Texte fourni —

Un miroir reflétant – entretien avec U.G. Krishnamurti

Traduction libre Jan Kersschot : On dit parfois que l’une des caractéristiques de votre enseignement – si je peux utiliser ce mot – est que vous ne réclamez rien pour vous-même ? Est-ce exact ? U.G. Krishnamurti : C’est exact. Mais « enseignement » n’est pas le bon mot. Enseigner est quelque chose que vous […]

Traduction libre

Jan Kersschot : On dit parfois que l’une des caractéristiques de votre enseignement – si je peux utiliser ce mot – est que vous ne réclamez rien pour vous-même ? Est-ce exact ?

U.G. Krishnamurti : C’est exact. Mais « enseignement » n’est pas le bon mot. Enseigner est quelque chose que vous utilisez lorsque vous voulez apporter un changement. Et je ne vois pas la nécessité de changer quoi que ce soit.

J.K. : Je vois.

Consigne 1 — Traduisez en anglais cette phrase de l'entretien avec U.G. Krishnamurti : « Et je ne vois pas la nécessité de changer quoi que ce soit. »
Consigne 2 — Combien de lignes des enregistrements contiennent le mot « Date » ? Répondez uniquement par le nombre.

Enregistrements d'un jeu de données:
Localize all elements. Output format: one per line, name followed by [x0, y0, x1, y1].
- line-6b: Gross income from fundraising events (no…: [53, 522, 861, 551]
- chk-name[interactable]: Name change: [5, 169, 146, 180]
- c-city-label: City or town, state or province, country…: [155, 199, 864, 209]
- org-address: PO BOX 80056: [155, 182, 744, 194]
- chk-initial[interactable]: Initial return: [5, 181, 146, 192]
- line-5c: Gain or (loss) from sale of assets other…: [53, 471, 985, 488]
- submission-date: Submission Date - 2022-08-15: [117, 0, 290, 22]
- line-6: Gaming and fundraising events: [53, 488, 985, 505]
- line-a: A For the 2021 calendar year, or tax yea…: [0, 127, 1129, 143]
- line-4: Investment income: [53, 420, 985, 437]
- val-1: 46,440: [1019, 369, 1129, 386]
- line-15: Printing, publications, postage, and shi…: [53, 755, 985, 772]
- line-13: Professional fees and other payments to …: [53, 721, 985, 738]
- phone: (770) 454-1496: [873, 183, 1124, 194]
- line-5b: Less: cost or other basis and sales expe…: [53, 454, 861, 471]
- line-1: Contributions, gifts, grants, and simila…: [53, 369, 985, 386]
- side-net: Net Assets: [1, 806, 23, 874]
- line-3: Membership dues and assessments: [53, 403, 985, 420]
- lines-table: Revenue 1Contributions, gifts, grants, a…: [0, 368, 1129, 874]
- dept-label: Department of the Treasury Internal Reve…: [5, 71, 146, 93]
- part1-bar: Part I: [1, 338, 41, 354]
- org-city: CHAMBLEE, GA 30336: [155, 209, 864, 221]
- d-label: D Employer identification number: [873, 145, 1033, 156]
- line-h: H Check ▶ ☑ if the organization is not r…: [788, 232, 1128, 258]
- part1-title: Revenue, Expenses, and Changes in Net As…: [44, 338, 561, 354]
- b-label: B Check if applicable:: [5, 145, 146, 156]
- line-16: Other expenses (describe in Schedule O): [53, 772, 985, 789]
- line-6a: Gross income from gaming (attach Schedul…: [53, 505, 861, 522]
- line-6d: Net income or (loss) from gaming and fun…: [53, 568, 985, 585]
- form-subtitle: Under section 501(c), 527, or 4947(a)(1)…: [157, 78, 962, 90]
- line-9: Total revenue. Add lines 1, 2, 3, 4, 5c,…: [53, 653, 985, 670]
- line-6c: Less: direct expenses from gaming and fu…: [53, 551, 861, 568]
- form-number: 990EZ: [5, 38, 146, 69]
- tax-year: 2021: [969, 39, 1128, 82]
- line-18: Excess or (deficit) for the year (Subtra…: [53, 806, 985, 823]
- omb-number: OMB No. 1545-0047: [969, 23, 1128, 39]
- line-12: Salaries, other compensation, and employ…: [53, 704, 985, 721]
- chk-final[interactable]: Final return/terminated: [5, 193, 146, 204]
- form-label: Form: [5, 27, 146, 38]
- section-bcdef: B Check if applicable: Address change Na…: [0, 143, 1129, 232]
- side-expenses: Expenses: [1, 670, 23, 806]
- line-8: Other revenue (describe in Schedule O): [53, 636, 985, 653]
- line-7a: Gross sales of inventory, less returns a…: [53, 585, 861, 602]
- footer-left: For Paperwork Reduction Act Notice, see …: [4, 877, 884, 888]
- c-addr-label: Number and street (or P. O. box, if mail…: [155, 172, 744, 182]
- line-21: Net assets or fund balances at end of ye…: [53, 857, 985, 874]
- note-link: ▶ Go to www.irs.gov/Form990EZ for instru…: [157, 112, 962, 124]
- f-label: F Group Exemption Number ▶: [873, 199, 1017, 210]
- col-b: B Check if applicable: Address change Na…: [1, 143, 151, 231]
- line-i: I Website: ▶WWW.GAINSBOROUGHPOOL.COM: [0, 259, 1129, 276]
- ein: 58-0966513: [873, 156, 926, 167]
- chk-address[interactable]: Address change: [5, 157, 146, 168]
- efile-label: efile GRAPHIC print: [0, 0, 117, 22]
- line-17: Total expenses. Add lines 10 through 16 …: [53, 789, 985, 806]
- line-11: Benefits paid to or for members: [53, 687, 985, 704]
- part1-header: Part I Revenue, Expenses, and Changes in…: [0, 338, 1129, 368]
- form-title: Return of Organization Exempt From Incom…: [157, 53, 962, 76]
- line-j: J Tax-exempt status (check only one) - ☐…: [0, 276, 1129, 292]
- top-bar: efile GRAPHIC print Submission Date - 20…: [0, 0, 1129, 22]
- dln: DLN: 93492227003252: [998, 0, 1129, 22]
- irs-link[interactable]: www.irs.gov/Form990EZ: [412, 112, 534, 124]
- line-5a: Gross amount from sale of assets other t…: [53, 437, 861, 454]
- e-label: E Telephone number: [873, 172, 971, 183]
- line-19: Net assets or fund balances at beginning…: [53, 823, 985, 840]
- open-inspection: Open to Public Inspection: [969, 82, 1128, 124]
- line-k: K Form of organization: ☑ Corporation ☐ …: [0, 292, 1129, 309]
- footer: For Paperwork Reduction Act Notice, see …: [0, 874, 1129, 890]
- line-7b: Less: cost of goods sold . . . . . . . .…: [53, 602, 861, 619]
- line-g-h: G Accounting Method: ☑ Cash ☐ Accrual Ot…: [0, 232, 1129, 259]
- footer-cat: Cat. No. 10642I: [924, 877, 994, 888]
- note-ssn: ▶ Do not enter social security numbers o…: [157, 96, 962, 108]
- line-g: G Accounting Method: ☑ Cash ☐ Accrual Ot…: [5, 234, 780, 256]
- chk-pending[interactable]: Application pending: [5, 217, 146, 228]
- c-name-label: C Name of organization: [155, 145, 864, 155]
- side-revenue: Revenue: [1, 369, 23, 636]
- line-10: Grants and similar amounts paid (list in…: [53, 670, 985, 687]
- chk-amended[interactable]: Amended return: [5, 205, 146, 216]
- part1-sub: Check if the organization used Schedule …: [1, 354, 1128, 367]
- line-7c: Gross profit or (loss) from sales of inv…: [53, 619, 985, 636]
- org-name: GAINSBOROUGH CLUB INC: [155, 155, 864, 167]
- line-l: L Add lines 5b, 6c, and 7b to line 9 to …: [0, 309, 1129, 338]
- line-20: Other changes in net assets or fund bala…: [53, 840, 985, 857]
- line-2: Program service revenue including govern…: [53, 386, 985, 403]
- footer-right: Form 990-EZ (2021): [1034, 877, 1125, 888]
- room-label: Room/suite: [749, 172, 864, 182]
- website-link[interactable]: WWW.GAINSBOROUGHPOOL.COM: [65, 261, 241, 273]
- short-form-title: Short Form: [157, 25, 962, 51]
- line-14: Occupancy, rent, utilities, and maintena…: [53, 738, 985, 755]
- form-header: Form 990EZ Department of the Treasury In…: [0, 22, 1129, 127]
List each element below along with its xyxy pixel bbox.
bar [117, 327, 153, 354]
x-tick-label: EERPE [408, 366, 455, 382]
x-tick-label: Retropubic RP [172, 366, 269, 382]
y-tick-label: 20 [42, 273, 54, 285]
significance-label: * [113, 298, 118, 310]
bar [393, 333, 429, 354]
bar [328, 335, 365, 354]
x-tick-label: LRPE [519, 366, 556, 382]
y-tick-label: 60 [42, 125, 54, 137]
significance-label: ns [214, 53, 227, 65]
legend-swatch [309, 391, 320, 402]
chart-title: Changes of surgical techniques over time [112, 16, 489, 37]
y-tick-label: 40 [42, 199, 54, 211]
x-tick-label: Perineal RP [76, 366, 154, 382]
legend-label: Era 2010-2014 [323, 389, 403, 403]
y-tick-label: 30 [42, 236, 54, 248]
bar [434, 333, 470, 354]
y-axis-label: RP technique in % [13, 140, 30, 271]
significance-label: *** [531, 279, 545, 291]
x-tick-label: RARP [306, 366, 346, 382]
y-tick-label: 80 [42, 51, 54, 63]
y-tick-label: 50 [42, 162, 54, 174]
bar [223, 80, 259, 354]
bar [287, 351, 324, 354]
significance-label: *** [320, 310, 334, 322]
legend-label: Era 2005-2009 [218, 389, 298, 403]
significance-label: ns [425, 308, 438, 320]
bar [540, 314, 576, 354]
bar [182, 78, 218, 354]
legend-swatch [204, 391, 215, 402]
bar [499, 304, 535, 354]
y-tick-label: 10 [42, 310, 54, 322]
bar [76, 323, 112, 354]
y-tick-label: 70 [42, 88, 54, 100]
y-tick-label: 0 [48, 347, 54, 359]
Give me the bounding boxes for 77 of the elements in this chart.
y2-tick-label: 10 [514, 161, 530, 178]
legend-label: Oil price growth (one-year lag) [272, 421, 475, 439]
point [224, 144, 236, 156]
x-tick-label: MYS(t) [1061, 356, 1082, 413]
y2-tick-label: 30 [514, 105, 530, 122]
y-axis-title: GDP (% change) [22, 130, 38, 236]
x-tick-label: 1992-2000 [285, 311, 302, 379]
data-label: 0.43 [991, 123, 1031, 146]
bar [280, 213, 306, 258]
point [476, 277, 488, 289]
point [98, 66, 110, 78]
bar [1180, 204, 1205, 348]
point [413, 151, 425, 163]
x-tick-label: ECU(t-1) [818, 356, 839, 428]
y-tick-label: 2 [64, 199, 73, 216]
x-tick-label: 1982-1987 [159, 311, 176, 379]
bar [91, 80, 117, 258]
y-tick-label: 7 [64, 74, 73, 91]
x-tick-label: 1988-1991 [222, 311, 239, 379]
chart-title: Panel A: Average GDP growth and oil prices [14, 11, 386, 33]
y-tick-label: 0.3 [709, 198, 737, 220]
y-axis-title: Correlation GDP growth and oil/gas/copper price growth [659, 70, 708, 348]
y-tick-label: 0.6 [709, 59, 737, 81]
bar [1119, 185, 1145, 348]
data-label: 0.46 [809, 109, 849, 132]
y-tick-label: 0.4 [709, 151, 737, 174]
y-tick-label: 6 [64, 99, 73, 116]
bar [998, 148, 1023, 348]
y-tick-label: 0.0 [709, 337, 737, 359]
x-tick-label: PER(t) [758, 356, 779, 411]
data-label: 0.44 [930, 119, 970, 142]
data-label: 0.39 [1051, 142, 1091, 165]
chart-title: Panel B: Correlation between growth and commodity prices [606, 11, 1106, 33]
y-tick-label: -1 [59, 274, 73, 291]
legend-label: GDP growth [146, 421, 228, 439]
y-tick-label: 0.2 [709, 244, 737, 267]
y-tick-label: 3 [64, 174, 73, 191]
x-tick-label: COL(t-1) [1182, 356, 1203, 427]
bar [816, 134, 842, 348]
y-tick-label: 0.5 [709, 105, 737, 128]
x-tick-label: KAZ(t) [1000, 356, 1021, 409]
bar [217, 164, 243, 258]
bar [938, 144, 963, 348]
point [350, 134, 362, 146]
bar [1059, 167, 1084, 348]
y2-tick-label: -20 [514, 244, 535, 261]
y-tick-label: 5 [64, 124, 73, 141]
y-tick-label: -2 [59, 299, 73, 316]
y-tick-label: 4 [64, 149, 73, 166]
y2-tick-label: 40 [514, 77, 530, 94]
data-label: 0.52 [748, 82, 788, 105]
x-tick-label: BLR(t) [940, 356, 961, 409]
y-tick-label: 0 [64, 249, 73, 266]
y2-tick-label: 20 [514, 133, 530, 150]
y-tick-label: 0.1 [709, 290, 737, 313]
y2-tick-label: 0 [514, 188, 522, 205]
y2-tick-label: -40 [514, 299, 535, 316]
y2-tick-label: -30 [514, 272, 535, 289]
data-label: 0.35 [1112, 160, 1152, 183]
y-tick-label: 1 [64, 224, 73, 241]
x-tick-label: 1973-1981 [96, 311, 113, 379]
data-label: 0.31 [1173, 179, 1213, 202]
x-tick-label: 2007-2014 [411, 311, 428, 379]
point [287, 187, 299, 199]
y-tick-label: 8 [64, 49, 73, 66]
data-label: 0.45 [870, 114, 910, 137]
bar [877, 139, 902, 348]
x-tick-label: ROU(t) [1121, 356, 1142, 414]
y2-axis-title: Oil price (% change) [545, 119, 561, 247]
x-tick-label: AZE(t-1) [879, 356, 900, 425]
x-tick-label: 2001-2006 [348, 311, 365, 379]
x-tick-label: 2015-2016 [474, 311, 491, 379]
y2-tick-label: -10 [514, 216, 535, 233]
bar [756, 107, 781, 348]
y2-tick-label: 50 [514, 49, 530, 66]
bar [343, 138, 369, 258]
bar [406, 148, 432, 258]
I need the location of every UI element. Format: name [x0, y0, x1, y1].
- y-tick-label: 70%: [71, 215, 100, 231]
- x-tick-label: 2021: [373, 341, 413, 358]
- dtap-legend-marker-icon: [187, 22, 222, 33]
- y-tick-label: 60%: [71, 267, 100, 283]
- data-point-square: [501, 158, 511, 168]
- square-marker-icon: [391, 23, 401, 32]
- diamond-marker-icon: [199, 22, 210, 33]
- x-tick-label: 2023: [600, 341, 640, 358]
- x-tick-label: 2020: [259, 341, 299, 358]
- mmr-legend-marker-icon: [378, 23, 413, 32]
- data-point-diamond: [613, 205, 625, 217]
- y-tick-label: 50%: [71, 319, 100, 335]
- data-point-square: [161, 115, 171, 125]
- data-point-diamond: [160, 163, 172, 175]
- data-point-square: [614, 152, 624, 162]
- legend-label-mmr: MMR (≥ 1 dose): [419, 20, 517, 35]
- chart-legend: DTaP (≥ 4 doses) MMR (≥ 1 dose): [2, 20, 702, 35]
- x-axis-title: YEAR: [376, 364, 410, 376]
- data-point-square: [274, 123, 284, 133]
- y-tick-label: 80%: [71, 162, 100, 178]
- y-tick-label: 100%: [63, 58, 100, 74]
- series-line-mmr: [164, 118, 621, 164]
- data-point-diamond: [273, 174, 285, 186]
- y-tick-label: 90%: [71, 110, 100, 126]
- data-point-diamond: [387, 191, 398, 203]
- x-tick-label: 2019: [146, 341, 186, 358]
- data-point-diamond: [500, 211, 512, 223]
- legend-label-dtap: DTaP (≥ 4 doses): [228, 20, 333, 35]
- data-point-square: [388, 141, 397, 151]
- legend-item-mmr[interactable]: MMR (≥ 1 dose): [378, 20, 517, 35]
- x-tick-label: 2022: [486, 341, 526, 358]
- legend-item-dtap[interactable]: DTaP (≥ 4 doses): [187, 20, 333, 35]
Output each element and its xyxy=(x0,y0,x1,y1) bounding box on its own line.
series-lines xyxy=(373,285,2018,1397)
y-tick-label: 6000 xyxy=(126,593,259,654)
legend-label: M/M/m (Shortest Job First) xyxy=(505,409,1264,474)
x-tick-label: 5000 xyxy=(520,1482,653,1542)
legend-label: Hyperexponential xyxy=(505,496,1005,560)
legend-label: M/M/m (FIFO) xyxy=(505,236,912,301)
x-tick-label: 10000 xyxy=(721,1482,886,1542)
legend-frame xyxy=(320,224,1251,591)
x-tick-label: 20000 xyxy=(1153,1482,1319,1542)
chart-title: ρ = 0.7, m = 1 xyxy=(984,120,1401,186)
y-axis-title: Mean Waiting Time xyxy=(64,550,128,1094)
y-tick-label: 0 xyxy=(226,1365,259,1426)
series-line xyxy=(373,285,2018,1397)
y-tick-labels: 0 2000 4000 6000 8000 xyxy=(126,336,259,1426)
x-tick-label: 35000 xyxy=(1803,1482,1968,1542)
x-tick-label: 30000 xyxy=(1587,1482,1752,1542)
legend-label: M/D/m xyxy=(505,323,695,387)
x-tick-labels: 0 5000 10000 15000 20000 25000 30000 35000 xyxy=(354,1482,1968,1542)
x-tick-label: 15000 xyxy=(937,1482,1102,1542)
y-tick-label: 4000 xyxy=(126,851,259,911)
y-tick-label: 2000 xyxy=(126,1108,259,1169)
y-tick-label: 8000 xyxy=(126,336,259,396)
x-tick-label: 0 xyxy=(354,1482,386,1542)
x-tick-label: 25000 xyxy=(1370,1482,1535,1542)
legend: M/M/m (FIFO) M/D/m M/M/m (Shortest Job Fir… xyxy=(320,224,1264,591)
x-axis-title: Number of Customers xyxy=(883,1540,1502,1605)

Réponse 1 — And I don't see the need to change anything at all.

Réponse 2 — 2